**Job**
Give the entries back exactly, dropping each image.

**Data supplied**
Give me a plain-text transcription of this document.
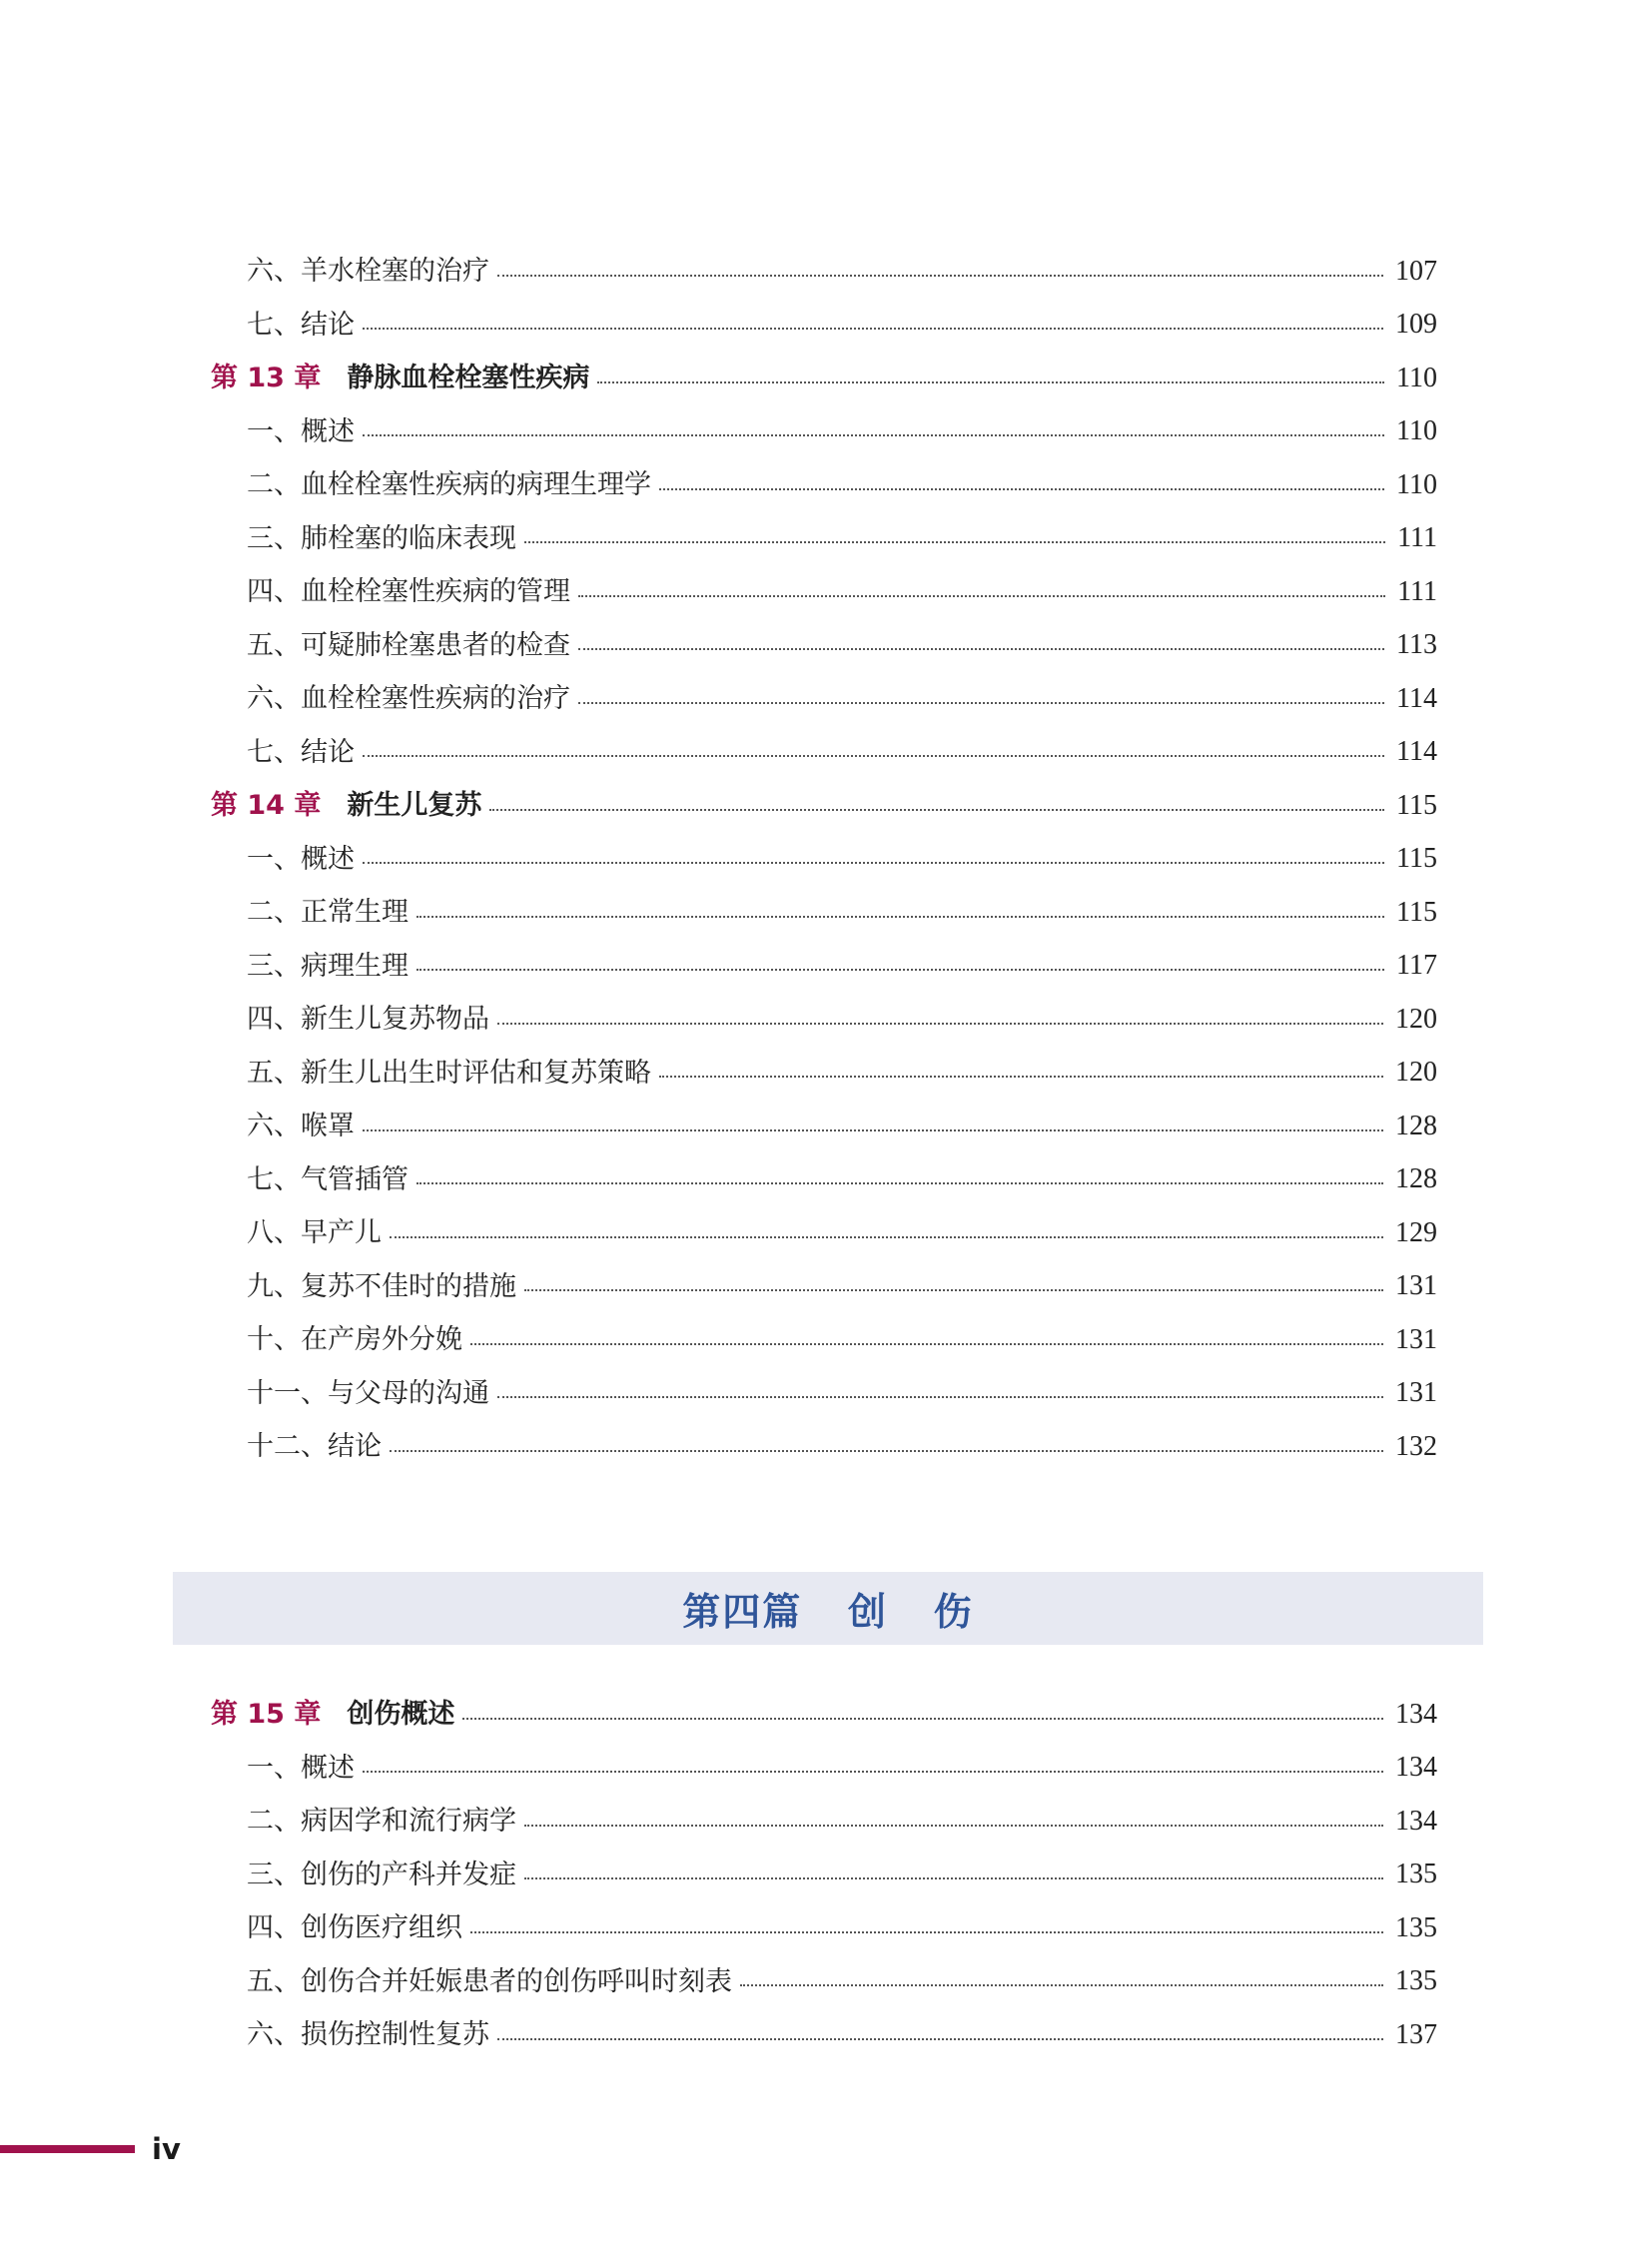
六、羊水栓塞的治疗	107
七、结论	109
第 13 章 静脉血栓栓塞性疾病	110
一、概述	110
二、血栓栓塞性疾病的病理生理学	110
三、肺栓塞的临床表现	111
四、血栓栓塞性疾病的管理	111
五、可疑肺栓塞患者的检查	113
六、血栓栓塞性疾病的治疗	114
七、结论	114
第 14 章 新生儿复苏	115
一、概述	115
二、正常生理	115
三、病理生理	117
四、新生儿复苏物品	120
五、新生儿出生时评估和复苏策略	120
六、喉罩	128
七、气管插管	128
八、早产儿	129
九、复苏不佳时的措施	131
十、在产房外分娩	131
十一、与父母的沟通	131
十二、结论	132
第四篇   创   伤
第 15 章 创伤概述	134
一、概述	134
二、病因学和流行病学	134
三、创伤的产科并发症	135
四、创伤医疗组织	135
五、创伤合并妊娠患者的创伤呼叫时刻表	135
六、损伤控制性复苏	137
iv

**Solved exercise**
Give me a plain-text transcription of this document.
六、羊水栓塞的治疗	107
七、结论	109
第 13 章 静脉血栓栓塞性疾病	110
一、概述	110
二、血栓栓塞性疾病的病理生理学	110
三、肺栓塞的临床表现	111
四、血栓栓塞性疾病的管理	111
五、可疑肺栓塞患者的检查	113
六、血栓栓塞性疾病的治疗	114
七、结论	114
第 14 章 新生儿复苏	115
一、概述	115
二、正常生理	115
三、病理生理	117
四、新生儿复苏物品	120
五、新生儿出生时评估和复苏策略	120
六、喉罩	128
七、气管插管	128
八、早产儿	129
九、复苏不佳时的措施	131
十、在产房外分娩	131
十一、与父母的沟通	131
十二、结论	132
第四篇   创   伤
第 15 章 创伤概述	134
一、概述	134
二、病因学和流行病学	134
三、创伤的产科并发症	135
四、创伤医疗组织	135
五、创伤合并妊娠患者的创伤呼叫时刻表	135
六、损伤控制性复苏	137
iv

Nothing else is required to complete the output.